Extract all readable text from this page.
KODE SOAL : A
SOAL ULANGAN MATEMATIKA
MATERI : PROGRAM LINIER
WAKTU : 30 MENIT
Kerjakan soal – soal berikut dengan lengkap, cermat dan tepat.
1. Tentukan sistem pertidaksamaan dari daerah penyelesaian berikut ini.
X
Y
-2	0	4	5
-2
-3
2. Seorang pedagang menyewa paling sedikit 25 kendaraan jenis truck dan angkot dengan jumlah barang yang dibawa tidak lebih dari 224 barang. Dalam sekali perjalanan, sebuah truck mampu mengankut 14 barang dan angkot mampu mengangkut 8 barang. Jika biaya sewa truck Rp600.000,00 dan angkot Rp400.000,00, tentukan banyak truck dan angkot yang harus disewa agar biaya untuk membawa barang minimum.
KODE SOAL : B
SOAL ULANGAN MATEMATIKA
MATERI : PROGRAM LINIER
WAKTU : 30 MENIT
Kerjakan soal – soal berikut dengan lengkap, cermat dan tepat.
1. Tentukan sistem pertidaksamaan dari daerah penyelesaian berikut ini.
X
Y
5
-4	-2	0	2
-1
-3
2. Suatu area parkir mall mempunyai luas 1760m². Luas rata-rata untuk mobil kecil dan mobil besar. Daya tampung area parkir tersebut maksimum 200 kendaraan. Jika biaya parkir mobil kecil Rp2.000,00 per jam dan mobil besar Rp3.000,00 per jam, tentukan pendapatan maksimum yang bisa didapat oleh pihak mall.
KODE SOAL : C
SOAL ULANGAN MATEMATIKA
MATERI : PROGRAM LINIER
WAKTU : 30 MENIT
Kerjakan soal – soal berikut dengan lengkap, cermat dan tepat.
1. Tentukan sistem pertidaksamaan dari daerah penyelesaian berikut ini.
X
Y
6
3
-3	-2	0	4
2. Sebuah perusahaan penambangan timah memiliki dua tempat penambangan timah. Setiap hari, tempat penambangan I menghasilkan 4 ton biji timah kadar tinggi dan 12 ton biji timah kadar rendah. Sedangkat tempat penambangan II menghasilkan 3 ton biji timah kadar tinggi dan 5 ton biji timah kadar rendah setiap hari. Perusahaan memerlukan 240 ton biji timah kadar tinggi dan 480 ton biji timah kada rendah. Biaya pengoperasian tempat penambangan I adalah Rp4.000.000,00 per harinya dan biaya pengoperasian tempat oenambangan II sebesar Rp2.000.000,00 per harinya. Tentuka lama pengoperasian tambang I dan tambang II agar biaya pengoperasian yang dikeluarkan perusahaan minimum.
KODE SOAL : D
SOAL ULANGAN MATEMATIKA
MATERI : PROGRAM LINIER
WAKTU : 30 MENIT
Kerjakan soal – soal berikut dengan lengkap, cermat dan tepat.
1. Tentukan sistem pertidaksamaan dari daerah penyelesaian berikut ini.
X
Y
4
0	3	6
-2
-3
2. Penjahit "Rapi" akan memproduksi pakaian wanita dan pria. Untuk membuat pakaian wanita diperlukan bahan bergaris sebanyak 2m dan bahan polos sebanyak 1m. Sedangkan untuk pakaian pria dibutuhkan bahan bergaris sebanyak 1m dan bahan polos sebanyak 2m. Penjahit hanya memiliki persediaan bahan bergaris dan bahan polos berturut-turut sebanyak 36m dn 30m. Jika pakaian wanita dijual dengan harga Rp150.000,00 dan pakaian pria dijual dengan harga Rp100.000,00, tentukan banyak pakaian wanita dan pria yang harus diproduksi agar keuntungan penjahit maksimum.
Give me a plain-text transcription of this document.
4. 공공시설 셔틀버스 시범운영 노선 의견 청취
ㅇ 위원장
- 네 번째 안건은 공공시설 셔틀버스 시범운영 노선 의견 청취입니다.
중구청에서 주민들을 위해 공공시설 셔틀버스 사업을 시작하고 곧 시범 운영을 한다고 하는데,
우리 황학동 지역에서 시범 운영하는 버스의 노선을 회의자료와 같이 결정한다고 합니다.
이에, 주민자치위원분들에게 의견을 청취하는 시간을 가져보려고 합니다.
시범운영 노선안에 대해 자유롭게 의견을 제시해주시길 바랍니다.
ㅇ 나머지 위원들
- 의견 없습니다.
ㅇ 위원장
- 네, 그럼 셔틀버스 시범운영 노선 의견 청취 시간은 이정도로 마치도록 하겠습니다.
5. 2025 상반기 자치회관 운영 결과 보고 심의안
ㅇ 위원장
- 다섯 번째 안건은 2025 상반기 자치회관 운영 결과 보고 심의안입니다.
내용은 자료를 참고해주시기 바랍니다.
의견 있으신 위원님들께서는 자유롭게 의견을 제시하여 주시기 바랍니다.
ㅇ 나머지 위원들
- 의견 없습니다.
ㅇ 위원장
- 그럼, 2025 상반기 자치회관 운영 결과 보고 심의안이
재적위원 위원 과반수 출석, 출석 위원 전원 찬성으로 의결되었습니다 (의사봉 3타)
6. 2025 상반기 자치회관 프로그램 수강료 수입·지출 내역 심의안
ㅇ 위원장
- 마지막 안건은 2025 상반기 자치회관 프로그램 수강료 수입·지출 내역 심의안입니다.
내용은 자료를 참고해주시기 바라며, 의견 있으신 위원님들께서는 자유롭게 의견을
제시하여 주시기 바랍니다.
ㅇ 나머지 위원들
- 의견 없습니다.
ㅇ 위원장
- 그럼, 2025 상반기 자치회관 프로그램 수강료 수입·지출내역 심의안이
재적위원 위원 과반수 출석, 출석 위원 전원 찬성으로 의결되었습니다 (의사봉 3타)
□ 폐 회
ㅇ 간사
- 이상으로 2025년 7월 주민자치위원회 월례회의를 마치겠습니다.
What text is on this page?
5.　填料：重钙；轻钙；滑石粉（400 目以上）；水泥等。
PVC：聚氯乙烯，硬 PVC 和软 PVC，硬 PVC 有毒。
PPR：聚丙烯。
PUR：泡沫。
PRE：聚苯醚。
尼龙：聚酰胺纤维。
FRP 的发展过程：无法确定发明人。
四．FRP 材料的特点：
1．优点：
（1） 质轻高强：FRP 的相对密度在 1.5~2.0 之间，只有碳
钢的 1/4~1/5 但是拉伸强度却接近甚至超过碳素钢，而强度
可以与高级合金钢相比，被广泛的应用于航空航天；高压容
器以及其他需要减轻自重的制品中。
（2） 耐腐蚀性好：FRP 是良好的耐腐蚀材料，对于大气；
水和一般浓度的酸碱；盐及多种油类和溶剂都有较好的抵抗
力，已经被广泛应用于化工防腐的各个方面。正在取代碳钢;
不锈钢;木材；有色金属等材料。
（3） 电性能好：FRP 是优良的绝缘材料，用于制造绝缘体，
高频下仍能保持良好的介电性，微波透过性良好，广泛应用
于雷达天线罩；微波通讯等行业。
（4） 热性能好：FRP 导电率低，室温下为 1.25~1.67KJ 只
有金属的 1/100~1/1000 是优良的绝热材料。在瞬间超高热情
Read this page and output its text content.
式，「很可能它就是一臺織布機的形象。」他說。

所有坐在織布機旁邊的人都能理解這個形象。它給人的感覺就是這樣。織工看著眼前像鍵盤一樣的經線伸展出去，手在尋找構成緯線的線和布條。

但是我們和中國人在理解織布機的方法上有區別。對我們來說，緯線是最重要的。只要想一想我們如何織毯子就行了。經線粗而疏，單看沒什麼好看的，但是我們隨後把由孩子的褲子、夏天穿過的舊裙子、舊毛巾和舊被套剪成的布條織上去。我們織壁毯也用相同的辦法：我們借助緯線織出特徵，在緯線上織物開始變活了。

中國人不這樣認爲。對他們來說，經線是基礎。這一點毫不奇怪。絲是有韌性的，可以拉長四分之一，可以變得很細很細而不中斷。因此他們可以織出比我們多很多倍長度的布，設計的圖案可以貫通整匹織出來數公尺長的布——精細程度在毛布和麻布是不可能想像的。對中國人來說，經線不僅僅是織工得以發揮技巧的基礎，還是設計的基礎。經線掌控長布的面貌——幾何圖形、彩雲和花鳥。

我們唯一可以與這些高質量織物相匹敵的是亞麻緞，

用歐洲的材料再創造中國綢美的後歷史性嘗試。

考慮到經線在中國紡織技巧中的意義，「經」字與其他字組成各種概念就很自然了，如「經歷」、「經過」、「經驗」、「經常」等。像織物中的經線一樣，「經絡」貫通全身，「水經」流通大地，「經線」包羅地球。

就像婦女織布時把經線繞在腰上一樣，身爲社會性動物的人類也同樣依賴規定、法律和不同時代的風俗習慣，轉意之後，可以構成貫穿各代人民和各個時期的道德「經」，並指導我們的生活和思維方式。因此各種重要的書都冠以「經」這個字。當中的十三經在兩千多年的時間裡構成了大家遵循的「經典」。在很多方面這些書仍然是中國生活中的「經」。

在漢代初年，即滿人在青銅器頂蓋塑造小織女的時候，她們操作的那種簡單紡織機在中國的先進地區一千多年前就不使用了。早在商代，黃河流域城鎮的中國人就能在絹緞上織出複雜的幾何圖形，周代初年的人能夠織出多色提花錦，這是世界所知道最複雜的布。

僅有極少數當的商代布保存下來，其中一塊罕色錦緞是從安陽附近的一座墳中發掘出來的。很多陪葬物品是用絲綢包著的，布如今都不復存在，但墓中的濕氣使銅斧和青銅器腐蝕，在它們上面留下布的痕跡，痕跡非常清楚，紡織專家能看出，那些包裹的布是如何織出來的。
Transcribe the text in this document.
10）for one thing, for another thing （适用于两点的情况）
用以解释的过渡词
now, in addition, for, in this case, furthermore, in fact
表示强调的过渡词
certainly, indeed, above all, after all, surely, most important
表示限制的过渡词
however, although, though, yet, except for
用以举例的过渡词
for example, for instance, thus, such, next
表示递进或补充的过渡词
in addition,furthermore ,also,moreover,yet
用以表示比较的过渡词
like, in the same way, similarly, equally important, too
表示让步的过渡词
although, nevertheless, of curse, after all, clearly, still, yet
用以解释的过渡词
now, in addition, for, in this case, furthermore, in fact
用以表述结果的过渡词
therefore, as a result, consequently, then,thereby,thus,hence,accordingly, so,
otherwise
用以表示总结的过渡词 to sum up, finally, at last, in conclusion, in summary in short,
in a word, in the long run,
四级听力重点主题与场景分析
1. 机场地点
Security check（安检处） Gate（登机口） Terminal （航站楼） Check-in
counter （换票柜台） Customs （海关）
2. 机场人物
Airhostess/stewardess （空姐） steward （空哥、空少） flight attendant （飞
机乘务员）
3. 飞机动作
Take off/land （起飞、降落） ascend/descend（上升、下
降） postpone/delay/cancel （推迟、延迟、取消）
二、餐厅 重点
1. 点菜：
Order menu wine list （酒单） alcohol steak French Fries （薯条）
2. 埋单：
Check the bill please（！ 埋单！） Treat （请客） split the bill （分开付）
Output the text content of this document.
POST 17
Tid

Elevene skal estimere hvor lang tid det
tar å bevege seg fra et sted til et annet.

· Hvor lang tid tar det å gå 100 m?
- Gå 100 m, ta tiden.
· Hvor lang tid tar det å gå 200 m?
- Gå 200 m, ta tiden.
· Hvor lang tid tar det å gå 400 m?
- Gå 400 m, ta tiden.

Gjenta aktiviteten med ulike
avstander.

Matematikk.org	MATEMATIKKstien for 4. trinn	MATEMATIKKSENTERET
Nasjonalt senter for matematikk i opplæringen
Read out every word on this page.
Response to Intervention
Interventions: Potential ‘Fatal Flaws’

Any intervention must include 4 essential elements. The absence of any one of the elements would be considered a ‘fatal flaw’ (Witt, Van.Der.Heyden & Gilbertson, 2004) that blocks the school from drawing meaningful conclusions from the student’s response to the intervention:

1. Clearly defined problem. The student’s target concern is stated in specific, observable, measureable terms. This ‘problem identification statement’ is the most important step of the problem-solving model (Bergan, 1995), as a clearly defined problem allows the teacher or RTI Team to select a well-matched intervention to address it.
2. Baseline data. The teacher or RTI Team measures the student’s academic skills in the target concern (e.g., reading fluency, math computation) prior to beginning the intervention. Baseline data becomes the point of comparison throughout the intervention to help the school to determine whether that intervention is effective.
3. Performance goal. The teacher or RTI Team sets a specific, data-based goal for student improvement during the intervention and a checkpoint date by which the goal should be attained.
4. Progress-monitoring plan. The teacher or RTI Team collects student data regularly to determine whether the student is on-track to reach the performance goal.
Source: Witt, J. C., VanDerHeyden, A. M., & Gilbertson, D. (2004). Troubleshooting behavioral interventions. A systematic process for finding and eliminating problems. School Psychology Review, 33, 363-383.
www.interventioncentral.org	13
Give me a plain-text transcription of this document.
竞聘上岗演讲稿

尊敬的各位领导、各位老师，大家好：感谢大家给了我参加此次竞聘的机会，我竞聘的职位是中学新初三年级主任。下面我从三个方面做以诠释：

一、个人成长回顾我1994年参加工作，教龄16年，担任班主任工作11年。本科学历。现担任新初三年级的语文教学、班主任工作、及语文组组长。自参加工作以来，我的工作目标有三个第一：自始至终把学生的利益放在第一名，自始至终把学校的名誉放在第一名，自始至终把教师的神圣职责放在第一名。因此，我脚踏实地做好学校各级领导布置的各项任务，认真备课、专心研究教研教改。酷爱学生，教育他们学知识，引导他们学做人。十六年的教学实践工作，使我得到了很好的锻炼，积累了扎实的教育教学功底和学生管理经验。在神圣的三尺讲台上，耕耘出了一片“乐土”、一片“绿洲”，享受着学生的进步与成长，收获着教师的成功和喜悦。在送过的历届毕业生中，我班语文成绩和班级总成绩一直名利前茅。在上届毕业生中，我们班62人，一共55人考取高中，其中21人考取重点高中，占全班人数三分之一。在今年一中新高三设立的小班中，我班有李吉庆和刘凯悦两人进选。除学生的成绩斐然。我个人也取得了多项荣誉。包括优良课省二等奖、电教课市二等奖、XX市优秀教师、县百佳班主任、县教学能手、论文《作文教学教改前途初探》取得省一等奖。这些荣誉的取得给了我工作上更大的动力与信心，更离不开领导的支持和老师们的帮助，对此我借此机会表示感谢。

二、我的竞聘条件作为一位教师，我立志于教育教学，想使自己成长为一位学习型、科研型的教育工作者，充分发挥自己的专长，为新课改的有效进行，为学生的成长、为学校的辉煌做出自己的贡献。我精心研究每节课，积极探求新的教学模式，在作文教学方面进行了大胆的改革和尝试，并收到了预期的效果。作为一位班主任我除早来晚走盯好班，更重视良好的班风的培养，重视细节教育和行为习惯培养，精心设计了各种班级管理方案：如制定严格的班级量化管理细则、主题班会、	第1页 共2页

──────────────────────────────

## Short problem
Reply with one number only, the count of lines above that hold the string "from".

## Answer to the task
2